Gather all lines in the entries that include the word "text".

(Saved entries)
►

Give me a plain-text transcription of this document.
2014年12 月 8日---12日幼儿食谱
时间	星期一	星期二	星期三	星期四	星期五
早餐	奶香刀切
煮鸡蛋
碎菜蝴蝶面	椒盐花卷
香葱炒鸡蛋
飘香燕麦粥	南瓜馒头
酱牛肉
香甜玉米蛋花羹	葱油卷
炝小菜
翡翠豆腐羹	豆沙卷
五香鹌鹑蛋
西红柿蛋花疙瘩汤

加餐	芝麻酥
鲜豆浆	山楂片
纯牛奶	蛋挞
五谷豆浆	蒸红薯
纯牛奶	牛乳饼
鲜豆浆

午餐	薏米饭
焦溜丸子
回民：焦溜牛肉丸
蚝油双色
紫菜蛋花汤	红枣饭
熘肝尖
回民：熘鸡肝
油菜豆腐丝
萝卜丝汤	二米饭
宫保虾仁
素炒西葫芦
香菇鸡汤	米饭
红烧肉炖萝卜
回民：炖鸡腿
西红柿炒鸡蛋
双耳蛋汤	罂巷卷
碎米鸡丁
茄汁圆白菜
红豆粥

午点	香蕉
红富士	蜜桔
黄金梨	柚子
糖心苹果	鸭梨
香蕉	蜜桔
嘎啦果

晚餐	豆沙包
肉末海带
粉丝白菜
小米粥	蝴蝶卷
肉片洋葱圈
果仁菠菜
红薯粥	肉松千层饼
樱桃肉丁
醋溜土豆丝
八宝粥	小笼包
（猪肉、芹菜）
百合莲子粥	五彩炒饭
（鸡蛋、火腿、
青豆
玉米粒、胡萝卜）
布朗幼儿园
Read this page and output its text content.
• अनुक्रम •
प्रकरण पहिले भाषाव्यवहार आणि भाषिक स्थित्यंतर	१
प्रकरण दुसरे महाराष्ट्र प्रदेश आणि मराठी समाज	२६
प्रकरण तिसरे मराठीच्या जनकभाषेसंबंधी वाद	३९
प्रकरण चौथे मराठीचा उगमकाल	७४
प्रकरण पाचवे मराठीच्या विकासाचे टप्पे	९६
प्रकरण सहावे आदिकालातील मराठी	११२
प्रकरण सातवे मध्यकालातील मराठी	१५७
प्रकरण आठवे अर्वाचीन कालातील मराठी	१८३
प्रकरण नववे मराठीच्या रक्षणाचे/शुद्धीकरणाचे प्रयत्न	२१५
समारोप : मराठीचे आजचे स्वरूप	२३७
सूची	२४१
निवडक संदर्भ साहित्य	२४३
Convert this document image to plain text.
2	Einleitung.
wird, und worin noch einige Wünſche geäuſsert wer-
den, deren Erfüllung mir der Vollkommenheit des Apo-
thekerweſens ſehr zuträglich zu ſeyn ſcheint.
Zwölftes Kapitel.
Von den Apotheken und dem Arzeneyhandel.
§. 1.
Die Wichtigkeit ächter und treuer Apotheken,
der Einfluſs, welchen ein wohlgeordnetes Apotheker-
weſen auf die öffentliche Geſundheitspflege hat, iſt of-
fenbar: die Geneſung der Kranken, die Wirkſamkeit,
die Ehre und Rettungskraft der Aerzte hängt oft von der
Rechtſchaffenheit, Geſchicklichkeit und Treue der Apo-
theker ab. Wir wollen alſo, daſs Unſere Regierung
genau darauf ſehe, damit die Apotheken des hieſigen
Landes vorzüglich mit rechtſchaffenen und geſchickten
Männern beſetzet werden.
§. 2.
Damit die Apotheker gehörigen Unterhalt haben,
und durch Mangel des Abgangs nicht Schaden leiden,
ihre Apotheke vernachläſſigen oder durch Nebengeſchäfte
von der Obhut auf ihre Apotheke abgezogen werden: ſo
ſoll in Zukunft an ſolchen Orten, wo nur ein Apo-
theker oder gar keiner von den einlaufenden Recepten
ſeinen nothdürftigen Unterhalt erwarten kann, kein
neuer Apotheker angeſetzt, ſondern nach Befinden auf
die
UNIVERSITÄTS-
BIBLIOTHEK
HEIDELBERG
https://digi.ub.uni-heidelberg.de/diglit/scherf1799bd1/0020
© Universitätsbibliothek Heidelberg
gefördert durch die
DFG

◄

Result below
Give me a plain-text transcription of this document.
Read this page and output its text content.
Convert this document image to plain text.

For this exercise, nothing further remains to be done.